↓↓↓

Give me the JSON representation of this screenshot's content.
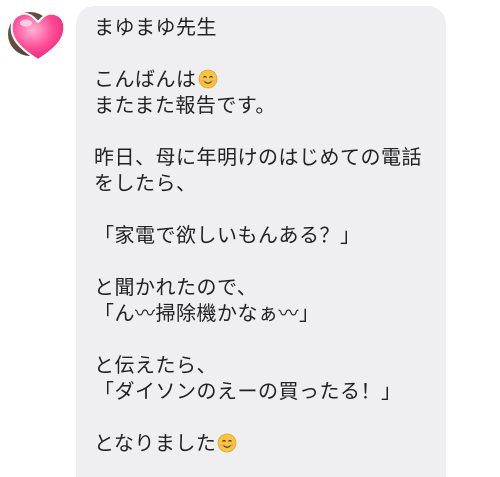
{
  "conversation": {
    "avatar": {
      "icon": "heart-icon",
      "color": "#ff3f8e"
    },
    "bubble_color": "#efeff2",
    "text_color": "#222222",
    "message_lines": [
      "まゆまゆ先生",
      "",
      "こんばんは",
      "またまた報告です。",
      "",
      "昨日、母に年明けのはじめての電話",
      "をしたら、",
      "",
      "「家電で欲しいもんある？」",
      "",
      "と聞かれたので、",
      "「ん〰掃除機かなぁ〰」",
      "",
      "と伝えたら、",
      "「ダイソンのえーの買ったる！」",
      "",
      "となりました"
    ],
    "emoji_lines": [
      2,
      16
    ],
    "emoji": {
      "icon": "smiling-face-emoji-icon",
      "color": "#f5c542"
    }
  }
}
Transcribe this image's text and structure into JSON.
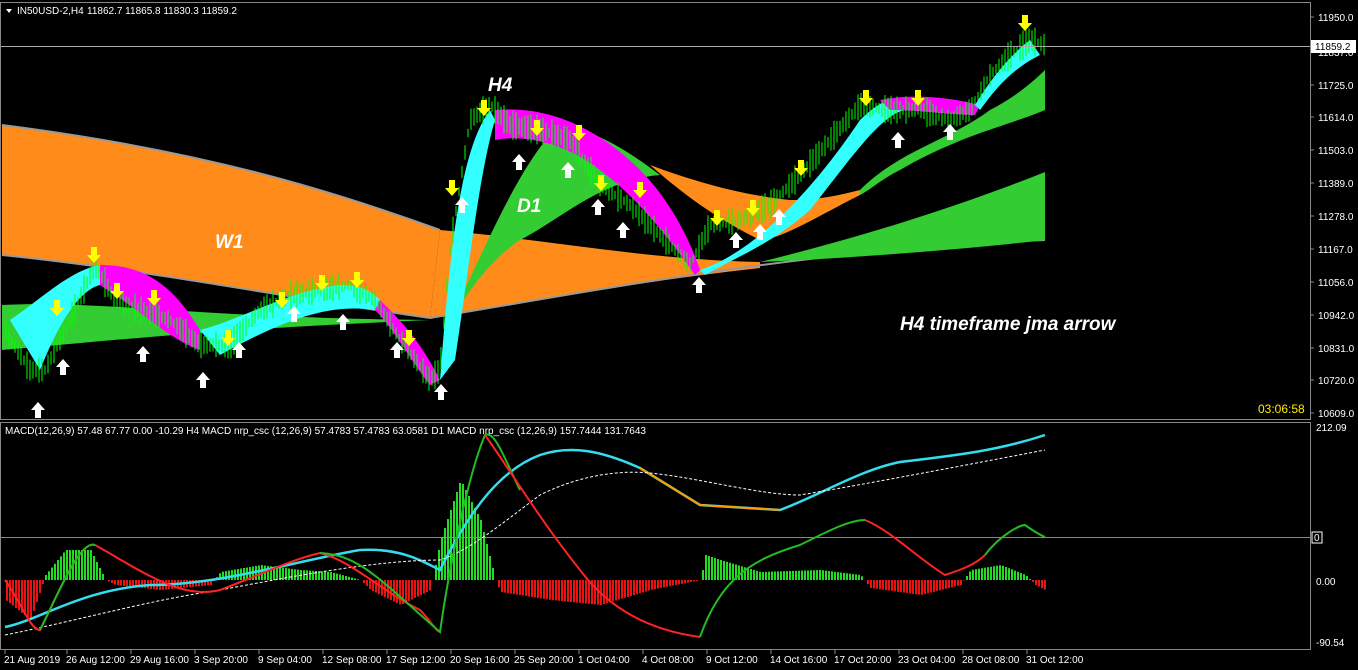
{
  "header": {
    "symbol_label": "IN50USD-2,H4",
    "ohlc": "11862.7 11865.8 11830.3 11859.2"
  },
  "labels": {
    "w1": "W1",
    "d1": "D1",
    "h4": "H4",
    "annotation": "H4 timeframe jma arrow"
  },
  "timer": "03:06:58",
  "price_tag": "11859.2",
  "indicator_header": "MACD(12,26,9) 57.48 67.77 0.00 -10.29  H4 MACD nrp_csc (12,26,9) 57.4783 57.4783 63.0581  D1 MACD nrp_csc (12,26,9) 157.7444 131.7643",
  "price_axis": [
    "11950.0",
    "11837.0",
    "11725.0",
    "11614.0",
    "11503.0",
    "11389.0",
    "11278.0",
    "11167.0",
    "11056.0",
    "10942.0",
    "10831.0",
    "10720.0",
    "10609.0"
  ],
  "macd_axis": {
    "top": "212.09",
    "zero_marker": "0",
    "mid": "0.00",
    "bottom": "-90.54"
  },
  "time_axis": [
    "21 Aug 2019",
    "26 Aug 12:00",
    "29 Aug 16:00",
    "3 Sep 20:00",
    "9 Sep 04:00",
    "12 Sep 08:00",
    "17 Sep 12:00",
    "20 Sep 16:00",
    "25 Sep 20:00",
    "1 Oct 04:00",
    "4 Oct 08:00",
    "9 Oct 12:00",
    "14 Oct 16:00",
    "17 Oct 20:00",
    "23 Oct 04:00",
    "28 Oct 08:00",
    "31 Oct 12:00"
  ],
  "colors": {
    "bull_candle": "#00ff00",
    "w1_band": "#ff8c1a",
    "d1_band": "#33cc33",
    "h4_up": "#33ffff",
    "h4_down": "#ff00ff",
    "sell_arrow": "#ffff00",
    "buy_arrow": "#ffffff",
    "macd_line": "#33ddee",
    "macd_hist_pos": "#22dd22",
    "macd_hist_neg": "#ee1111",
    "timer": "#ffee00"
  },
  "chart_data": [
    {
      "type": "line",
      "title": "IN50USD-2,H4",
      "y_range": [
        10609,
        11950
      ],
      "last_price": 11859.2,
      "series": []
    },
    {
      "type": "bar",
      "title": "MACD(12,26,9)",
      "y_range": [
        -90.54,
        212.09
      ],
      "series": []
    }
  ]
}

↑↑↑

**EXERCISE:**
Transcribe the whole listing exactly. Pictures are excluded.

**FULL ANSWER:**
Give me the JSON representation of this screenshot's content.
{
  "conversation": {
    "avatar": {
      "icon": "heart-icon",
      "color": "#ff3f8e"
    },
    "bubble_color": "#efeff2",
    "text_color": "#222222",
    "message_lines": [
      "まゆまゆ先生",
      "",
      "こんばんは",
      "またまた報告です。",
      "",
      "昨日、母に年明けのはじめての電話",
      "をしたら、",
      "",
      "「家電で欲しいもんある？」",
      "",
      "と聞かれたので、",
      "「ん〰掃除機かなぁ〰」",
      "",
      "と伝えたら、",
      "「ダイソンのえーの買ったる！」",
      "",
      "となりました"
    ],
    "emoji_lines": [
      2,
      16
    ],
    "emoji": {
      "icon": "smiling-face-emoji-icon",
      "color": "#f5c542"
    }
  }
}
Transcribe this image's text and structure into JSON.
{
  "header": {
    "symbol_label": "IN50USD-2,H4",
    "ohlc": "11862.7 11865.8 11830.3 11859.2"
  },
  "labels": {
    "w1": "W1",
    "d1": "D1",
    "h4": "H4",
    "annotation": "H4 timeframe jma arrow"
  },
  "timer": "03:06:58",
  "price_tag": "11859.2",
  "indicator_header": "MACD(12,26,9) 57.48 67.77 0.00 -10.29  H4 MACD nrp_csc (12,26,9) 57.4783 57.4783 63.0581  D1 MACD nrp_csc (12,26,9) 157.7444 131.7643",
  "price_axis": [
    "11950.0",
    "11837.0",
    "11725.0",
    "11614.0",
    "11503.0",
    "11389.0",
    "11278.0",
    "11167.0",
    "11056.0",
    "10942.0",
    "10831.0",
    "10720.0",
    "10609.0"
  ],
  "macd_axis": {
    "top": "212.09",
    "zero_marker": "0",
    "mid": "0.00",
    "bottom": "-90.54"
  },
  "time_axis": [
    "21 Aug 2019",
    "26 Aug 12:00",
    "29 Aug 16:00",
    "3 Sep 20:00",
    "9 Sep 04:00",
    "12 Sep 08:00",
    "17 Sep 12:00",
    "20 Sep 16:00",
    "25 Sep 20:00",
    "1 Oct 04:00",
    "4 Oct 08:00",
    "9 Oct 12:00",
    "14 Oct 16:00",
    "17 Oct 20:00",
    "23 Oct 04:00",
    "28 Oct 08:00",
    "31 Oct 12:00"
  ],
  "colors": {
    "bull_candle": "#00ff00",
    "w1_band": "#ff8c1a",
    "d1_band": "#33cc33",
    "h4_up": "#33ffff",
    "h4_down": "#ff00ff",
    "sell_arrow": "#ffff00",
    "buy_arrow": "#ffffff",
    "macd_line": "#33ddee",
    "macd_hist_pos": "#22dd22",
    "macd_hist_neg": "#ee1111",
    "timer": "#ffee00"
  },
  "chart_data": [
    {
      "type": "line",
      "title": "IN50USD-2,H4",
      "y_range": [
        10609,
        11950
      ],
      "last_price": 11859.2,
      "series": []
    },
    {
      "type": "bar",
      "title": "MACD(12,26,9)",
      "y_range": [
        -90.54,
        212.09
      ],
      "series": []
    }
  ]
}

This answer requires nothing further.